Saved entries:
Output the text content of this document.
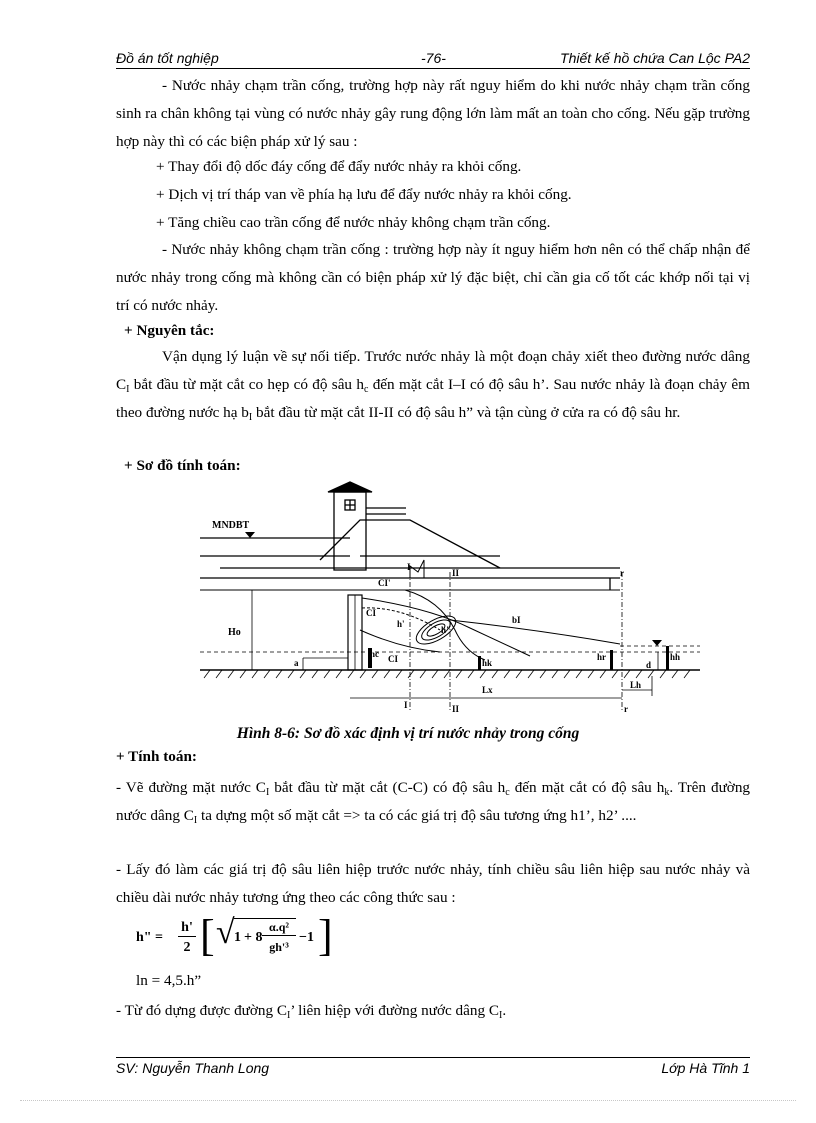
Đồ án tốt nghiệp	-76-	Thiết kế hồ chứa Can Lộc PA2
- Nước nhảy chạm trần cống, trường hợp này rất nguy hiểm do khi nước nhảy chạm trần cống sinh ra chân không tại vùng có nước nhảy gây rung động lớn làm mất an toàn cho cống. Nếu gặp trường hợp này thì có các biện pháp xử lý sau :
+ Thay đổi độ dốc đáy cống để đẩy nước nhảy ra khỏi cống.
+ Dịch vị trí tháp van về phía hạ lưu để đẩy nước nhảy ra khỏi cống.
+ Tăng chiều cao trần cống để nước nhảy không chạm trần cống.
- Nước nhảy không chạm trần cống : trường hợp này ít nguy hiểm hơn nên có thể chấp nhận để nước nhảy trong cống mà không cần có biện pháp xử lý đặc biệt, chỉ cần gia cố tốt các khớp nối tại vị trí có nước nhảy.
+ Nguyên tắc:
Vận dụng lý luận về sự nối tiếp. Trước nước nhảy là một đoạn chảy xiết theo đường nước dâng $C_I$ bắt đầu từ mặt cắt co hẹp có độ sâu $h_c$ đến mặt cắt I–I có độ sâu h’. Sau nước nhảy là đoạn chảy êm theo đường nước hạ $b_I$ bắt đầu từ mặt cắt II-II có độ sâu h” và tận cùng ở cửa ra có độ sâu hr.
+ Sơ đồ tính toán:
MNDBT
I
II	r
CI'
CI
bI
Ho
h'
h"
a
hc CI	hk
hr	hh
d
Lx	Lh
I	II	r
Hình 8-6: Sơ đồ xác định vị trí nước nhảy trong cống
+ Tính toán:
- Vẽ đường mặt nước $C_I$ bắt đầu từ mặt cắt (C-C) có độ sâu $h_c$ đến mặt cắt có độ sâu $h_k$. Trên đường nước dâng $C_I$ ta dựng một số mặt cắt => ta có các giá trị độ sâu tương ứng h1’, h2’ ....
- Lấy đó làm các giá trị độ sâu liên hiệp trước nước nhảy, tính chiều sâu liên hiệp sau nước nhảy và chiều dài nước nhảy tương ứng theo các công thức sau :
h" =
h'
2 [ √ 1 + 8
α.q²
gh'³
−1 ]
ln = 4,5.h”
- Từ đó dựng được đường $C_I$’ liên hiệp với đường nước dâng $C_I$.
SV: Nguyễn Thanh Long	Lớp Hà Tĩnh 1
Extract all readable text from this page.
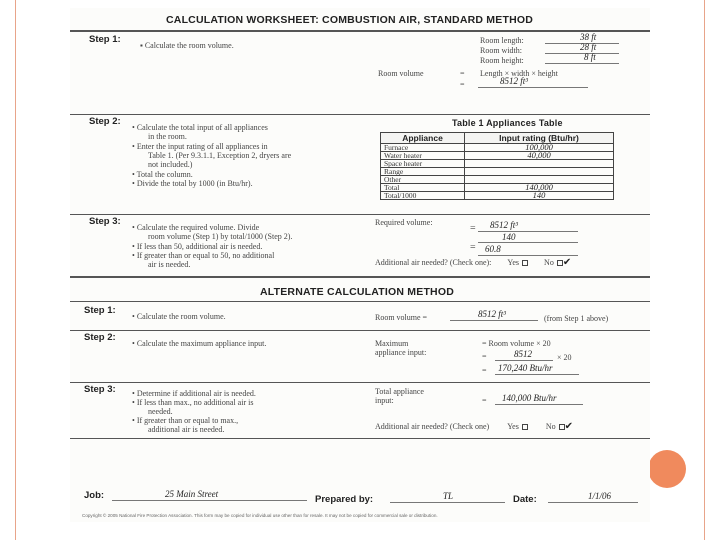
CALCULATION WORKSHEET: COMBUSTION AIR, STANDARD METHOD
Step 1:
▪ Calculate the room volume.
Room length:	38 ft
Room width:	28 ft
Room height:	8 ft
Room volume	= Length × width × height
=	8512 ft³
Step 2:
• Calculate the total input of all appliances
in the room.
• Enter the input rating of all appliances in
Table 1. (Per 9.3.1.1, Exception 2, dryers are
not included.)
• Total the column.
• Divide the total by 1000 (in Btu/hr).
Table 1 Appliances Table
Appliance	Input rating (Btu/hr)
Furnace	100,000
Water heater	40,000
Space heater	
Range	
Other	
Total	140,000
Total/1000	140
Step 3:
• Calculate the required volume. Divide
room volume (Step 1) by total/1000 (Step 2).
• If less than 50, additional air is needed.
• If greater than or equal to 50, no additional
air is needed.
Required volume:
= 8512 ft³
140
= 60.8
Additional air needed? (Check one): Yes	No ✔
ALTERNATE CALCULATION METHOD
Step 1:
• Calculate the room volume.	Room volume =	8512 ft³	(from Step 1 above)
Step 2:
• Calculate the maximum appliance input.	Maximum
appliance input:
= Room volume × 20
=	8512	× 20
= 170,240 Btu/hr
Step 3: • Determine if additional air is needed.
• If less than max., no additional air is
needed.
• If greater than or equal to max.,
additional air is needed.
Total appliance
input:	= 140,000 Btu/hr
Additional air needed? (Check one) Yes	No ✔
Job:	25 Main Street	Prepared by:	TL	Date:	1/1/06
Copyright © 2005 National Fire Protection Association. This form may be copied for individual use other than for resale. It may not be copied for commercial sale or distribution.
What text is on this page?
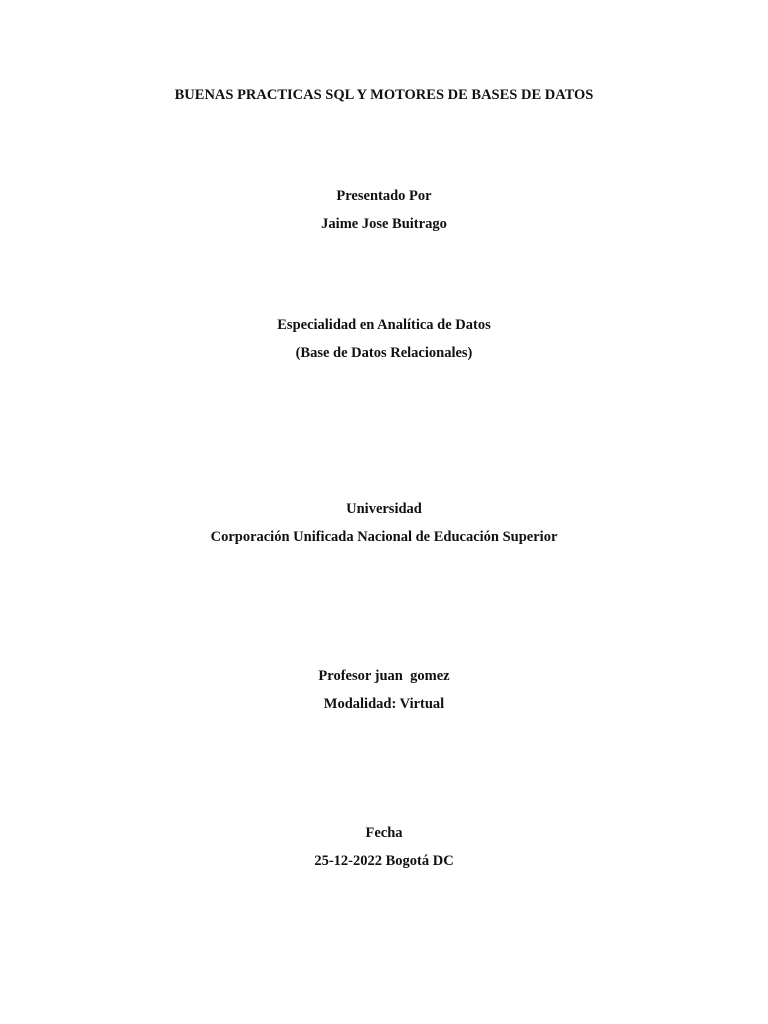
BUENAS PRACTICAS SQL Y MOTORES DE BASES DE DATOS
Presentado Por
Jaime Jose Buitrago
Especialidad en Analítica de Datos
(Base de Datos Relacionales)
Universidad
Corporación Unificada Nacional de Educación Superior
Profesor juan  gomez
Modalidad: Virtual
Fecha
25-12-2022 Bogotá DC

* * *

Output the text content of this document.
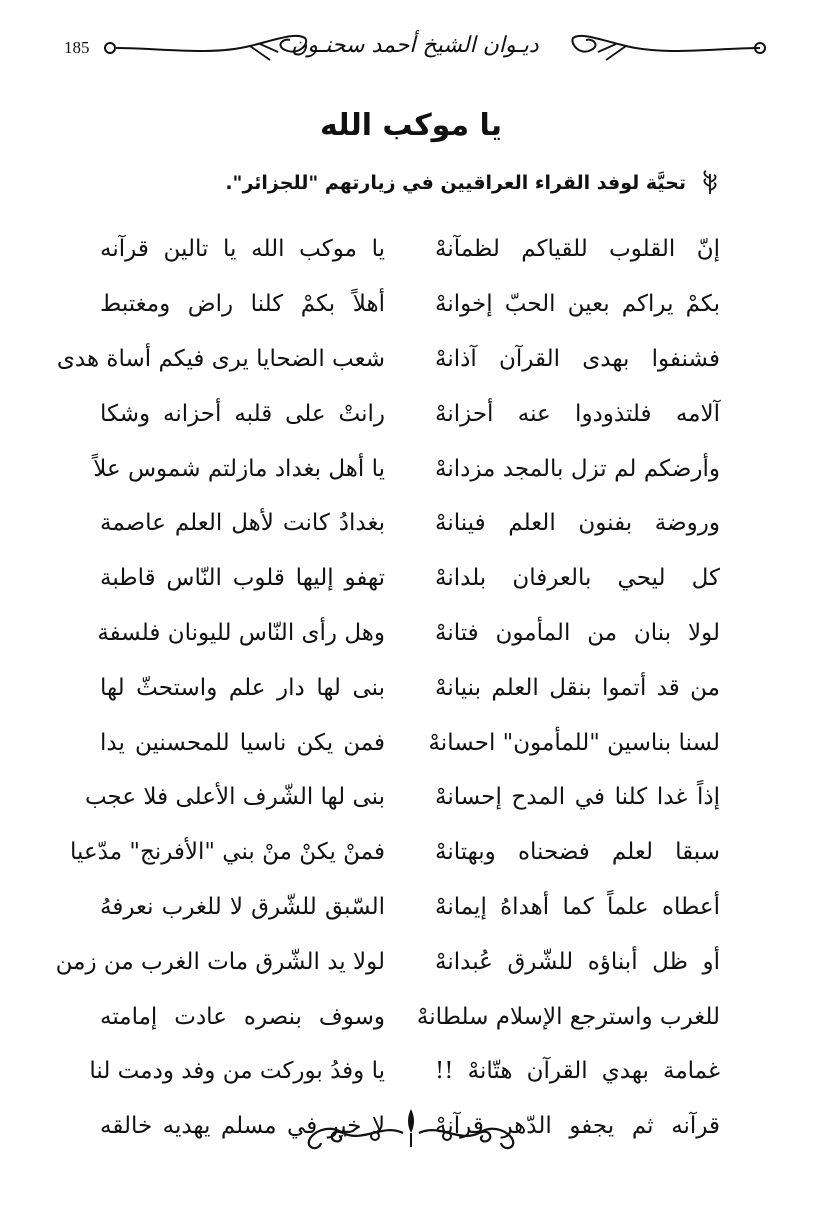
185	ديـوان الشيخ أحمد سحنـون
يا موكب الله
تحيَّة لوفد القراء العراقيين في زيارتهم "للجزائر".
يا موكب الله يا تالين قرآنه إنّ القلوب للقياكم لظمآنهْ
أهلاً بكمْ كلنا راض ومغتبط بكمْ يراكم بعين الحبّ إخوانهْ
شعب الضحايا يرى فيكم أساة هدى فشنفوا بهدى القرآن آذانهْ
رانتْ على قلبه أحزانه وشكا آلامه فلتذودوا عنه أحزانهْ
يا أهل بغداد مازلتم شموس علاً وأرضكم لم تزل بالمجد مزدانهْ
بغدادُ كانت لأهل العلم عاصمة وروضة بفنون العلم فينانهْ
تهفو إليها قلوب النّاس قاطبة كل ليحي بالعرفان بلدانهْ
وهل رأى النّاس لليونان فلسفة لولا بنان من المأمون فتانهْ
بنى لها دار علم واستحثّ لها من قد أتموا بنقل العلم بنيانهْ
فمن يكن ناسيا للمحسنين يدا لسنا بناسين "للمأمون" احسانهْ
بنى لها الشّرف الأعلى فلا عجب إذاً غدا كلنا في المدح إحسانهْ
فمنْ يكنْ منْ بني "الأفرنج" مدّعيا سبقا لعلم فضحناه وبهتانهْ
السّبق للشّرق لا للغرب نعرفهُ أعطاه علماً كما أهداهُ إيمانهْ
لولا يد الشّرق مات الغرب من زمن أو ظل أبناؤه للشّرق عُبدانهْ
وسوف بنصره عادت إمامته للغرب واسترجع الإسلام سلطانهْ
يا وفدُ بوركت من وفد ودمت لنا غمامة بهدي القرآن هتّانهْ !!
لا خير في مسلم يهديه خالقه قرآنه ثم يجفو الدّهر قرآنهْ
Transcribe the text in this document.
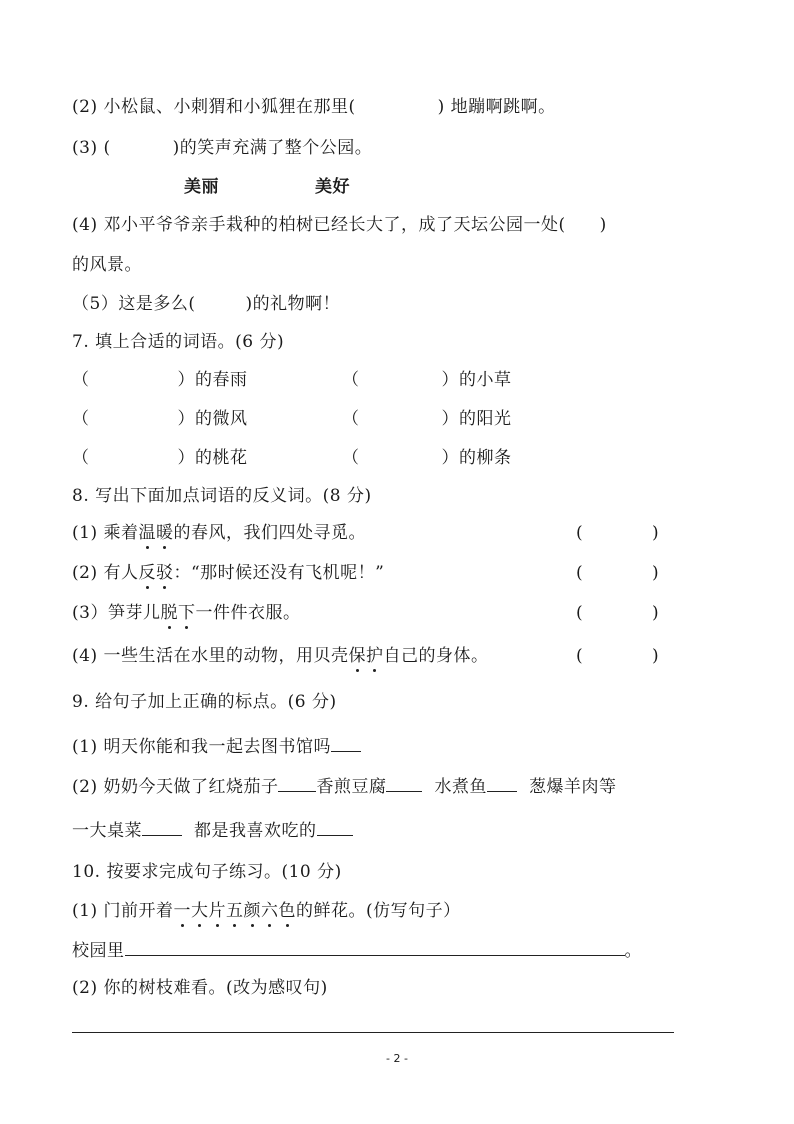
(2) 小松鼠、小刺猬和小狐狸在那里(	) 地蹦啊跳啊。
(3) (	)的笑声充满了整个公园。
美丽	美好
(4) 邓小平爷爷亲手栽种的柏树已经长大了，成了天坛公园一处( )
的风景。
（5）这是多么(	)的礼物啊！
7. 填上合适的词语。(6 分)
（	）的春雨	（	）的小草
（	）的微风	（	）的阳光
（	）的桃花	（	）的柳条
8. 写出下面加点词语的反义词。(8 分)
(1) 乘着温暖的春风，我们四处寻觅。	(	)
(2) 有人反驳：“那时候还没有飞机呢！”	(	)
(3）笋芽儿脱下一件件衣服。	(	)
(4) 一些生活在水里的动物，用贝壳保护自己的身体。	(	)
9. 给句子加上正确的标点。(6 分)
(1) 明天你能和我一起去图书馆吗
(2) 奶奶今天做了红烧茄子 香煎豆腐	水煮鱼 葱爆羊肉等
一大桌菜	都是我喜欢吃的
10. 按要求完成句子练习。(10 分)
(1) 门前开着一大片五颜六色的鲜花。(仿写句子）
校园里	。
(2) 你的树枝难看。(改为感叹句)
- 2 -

■ Instruction ■
How many of the lines above contain the string "text"? Give the number only.

■ Task result ■
5